- Work to do
Rewrite the entries below, swapping every occurrence of "nutrient-name-cell" for "nutrient-label-cell" and leaving everything else unchanged.

- Input material
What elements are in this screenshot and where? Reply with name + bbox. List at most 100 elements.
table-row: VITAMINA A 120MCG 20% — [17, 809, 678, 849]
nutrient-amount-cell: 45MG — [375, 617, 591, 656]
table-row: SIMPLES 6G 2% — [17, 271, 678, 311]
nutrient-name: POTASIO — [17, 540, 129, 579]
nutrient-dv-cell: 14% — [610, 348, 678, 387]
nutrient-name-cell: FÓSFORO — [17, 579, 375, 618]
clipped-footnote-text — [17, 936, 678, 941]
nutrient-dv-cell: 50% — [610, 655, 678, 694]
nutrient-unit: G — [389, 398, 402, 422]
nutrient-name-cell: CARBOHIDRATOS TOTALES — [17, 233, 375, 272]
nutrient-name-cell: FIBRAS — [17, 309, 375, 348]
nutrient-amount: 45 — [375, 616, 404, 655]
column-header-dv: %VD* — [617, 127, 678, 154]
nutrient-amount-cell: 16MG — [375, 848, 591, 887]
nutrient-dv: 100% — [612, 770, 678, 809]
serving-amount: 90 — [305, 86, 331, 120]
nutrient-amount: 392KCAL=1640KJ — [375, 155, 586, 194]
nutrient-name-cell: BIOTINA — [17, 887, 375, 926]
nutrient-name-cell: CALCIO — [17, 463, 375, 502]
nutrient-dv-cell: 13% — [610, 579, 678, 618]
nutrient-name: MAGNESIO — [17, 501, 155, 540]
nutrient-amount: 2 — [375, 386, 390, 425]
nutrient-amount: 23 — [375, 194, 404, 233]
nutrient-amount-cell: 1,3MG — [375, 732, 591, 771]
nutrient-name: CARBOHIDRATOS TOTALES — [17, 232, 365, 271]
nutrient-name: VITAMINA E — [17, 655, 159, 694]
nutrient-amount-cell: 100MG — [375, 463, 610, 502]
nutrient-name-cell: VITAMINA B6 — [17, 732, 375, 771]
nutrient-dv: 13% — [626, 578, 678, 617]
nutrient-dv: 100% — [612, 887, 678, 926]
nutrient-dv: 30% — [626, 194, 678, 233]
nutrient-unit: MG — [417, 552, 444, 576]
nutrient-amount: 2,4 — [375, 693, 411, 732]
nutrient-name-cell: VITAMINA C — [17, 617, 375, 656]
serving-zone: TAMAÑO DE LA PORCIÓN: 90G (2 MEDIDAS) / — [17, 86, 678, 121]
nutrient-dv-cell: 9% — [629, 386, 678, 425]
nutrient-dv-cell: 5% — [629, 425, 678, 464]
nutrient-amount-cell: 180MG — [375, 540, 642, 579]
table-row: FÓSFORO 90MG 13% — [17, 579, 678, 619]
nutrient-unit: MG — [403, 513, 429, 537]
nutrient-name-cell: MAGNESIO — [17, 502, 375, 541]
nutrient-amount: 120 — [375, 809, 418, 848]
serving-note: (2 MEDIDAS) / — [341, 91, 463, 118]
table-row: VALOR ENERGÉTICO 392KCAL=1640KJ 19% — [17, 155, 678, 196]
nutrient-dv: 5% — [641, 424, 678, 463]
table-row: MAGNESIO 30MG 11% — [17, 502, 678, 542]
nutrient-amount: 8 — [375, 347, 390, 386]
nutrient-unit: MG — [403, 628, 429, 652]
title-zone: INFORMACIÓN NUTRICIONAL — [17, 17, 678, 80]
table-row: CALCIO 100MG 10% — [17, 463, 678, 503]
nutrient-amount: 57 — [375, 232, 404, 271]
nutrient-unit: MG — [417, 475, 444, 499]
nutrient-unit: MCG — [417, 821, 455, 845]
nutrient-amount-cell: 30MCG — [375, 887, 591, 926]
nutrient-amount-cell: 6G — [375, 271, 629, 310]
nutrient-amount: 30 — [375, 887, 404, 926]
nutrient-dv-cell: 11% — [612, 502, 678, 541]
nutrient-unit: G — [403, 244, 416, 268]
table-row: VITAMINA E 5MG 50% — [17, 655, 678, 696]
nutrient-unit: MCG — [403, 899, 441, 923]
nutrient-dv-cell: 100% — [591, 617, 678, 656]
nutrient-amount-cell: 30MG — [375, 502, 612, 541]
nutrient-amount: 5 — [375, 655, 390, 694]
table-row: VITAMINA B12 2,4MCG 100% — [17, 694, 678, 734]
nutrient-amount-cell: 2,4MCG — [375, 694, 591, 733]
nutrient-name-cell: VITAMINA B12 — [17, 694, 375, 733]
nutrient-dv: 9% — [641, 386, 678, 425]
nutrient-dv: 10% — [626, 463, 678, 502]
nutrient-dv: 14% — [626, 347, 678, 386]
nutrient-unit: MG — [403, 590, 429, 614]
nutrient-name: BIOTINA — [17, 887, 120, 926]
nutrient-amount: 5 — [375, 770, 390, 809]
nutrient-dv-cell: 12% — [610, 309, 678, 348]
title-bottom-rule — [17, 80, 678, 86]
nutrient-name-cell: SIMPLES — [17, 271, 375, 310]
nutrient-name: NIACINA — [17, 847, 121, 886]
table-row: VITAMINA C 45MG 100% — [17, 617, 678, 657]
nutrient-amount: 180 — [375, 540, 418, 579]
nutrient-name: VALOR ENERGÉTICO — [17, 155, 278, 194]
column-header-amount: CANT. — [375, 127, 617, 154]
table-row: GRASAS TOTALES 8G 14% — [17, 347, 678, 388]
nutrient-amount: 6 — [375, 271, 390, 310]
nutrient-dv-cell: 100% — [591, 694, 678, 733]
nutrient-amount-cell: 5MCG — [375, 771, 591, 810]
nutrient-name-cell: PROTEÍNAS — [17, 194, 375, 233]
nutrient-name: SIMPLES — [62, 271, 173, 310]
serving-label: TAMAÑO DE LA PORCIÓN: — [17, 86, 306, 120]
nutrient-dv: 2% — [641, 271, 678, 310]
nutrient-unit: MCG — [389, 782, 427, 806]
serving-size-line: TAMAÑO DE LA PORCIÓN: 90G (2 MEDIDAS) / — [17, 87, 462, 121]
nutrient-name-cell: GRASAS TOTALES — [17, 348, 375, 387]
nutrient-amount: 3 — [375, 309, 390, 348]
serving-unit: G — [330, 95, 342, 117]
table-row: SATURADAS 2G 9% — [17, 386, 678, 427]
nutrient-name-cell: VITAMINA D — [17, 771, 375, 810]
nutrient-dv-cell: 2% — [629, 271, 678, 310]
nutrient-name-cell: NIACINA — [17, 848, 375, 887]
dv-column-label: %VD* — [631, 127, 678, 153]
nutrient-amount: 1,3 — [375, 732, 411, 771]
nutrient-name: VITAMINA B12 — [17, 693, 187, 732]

- Response below
What elements are in this screenshot and where? Reply with name + bbox. List at most 100 elements.
table-row: VITAMINA A 120MCG 20% — [17, 809, 678, 849]
nutrient-amount-cell: 45MG — [375, 617, 591, 656]
table-row: SIMPLES 6G 2% — [17, 271, 678, 311]
nutrient-name: POTASIO — [17, 540, 129, 579]
nutrient-dv-cell: 14% — [610, 348, 678, 387]
nutrient-label-cell: FÓSFORO — [17, 579, 375, 618]
clipped-footnote-text — [17, 936, 678, 941]
nutrient-dv-cell: 50% — [610, 655, 678, 694]
nutrient-unit: G — [389, 398, 402, 422]
nutrient-label-cell: CARBOHIDRATOS TOTALES — [17, 233, 375, 272]
nutrient-label-cell: FIBRAS — [17, 309, 375, 348]
nutrient-amount: 45 — [375, 616, 404, 655]
column-header-dv: %VD* — [617, 127, 678, 154]
nutrient-amount-cell: 16MG — [375, 848, 591, 887]
nutrient-dv: 100% — [612, 770, 678, 809]
serving-amount: 90 — [305, 86, 331, 120]
nutrient-amount: 392KCAL=1640KJ — [375, 155, 586, 194]
nutrient-label-cell: BIOTINA — [17, 887, 375, 926]
nutrient-label-cell: CALCIO — [17, 463, 375, 502]
nutrient-dv-cell: 13% — [610, 579, 678, 618]
nutrient-name: MAGNESIO — [17, 501, 155, 540]
nutrient-amount: 2 — [375, 386, 390, 425]
nutrient-amount: 23 — [375, 194, 404, 233]
nutrient-amount-cell: 1,3MG — [375, 732, 591, 771]
nutrient-name: CARBOHIDRATOS TOTALES — [17, 232, 365, 271]
nutrient-name: VITAMINA E — [17, 655, 159, 694]
nutrient-amount-cell: 100MG — [375, 463, 610, 502]
nutrient-label-cell: VITAMINA B6 — [17, 732, 375, 771]
nutrient-dv: 13% — [626, 578, 678, 617]
nutrient-dv: 100% — [612, 887, 678, 926]
nutrient-dv: 30% — [626, 194, 678, 233]
nutrient-unit: MG — [417, 552, 444, 576]
nutrient-amount: 2,4 — [375, 693, 411, 732]
nutrient-label-cell: VITAMINA C — [17, 617, 375, 656]
serving-zone: TAMAÑO DE LA PORCIÓN: 90G (2 MEDIDAS) / — [17, 86, 678, 121]
nutrient-dv-cell: 9% — [629, 386, 678, 425]
nutrient-dv-cell: 5% — [629, 425, 678, 464]
nutrient-amount-cell: 180MG — [375, 540, 642, 579]
table-row: FÓSFORO 90MG 13% — [17, 579, 678, 619]
nutrient-unit: MG — [403, 513, 429, 537]
nutrient-label-cell: MAGNESIO — [17, 502, 375, 541]
nutrient-amount: 120 — [375, 809, 418, 848]
serving-note: (2 MEDIDAS) / — [341, 91, 463, 118]
table-row: VALOR ENERGÉTICO 392KCAL=1640KJ 19% — [17, 155, 678, 196]
nutrient-dv: 5% — [641, 424, 678, 463]
table-row: MAGNESIO 30MG 11% — [17, 502, 678, 542]
nutrient-amount: 8 — [375, 347, 390, 386]
nutrient-unit: MG — [403, 628, 429, 652]
title-zone: INFORMACIÓN NUTRICIONAL — [17, 17, 678, 80]
table-row: CALCIO 100MG 10% — [17, 463, 678, 503]
nutrient-amount: 57 — [375, 232, 404, 271]
nutrient-unit: MG — [417, 475, 444, 499]
nutrient-unit: MCG — [417, 821, 455, 845]
nutrient-amount-cell: 30MCG — [375, 887, 591, 926]
nutrient-amount-cell: 6G — [375, 271, 629, 310]
nutrient-amount: 30 — [375, 887, 404, 926]
nutrient-dv-cell: 11% — [612, 502, 678, 541]
nutrient-unit: G — [403, 244, 416, 268]
table-row: VITAMINA E 5MG 50% — [17, 655, 678, 696]
nutrient-unit: MCG — [403, 899, 441, 923]
nutrient-dv-cell: 100% — [591, 617, 678, 656]
nutrient-amount-cell: 30MG — [375, 502, 612, 541]
nutrient-amount: 5 — [375, 655, 390, 694]
table-row: VITAMINA B12 2,4MCG 100% — [17, 694, 678, 734]
nutrient-amount-cell: 2,4MCG — [375, 694, 591, 733]
nutrient-label-cell: VITAMINA B12 — [17, 694, 375, 733]
nutrient-dv: 9% — [641, 386, 678, 425]
nutrient-dv: 10% — [626, 463, 678, 502]
nutrient-dv: 14% — [626, 347, 678, 386]
nutrient-unit: MG — [403, 590, 429, 614]
nutrient-name: BIOTINA — [17, 887, 120, 926]
nutrient-amount: 5 — [375, 770, 390, 809]
nutrient-dv-cell: 12% — [610, 309, 678, 348]
title-bottom-rule — [17, 80, 678, 86]
nutrient-label-cell: SIMPLES — [17, 271, 375, 310]
nutrient-name: NIACINA — [17, 847, 121, 886]
table-row: VITAMINA C 45MG 100% — [17, 617, 678, 657]
nutrient-amount: 180 — [375, 540, 418, 579]
nutrient-name: VALOR ENERGÉTICO — [17, 155, 278, 194]
column-header-amount: CANT. — [375, 127, 617, 154]
table-row: GRASAS TOTALES 8G 14% — [17, 347, 678, 388]
nutrient-amount: 6 — [375, 271, 390, 310]
nutrient-dv-cell: 100% — [591, 694, 678, 733]
nutrient-amount-cell: 5MCG — [375, 771, 591, 810]
nutrient-label-cell: PROTEÍNAS — [17, 194, 375, 233]
nutrient-name: SIMPLES — [62, 271, 173, 310]
serving-label: TAMAÑO DE LA PORCIÓN: — [17, 86, 306, 120]
nutrient-dv: 2% — [641, 271, 678, 310]
nutrient-unit: MCG — [389, 782, 427, 806]
serving-size-line: TAMAÑO DE LA PORCIÓN: 90G (2 MEDIDAS) / — [17, 87, 462, 121]
nutrient-label-cell: GRASAS TOTALES — [17, 348, 375, 387]
nutrient-amount: 3 — [375, 309, 390, 348]
serving-unit: G — [330, 95, 342, 117]
table-row: SATURADAS 2G 9% — [17, 386, 678, 427]
nutrient-label-cell: VITAMINA D — [17, 771, 375, 810]
nutrient-dv-cell: 2% — [629, 271, 678, 310]
nutrient-label-cell: NIACINA — [17, 848, 375, 887]
dv-column-label: %VD* — [631, 127, 678, 153]
nutrient-amount: 1,3 — [375, 732, 411, 771]
nutrient-name: VITAMINA B12 — [17, 693, 187, 732]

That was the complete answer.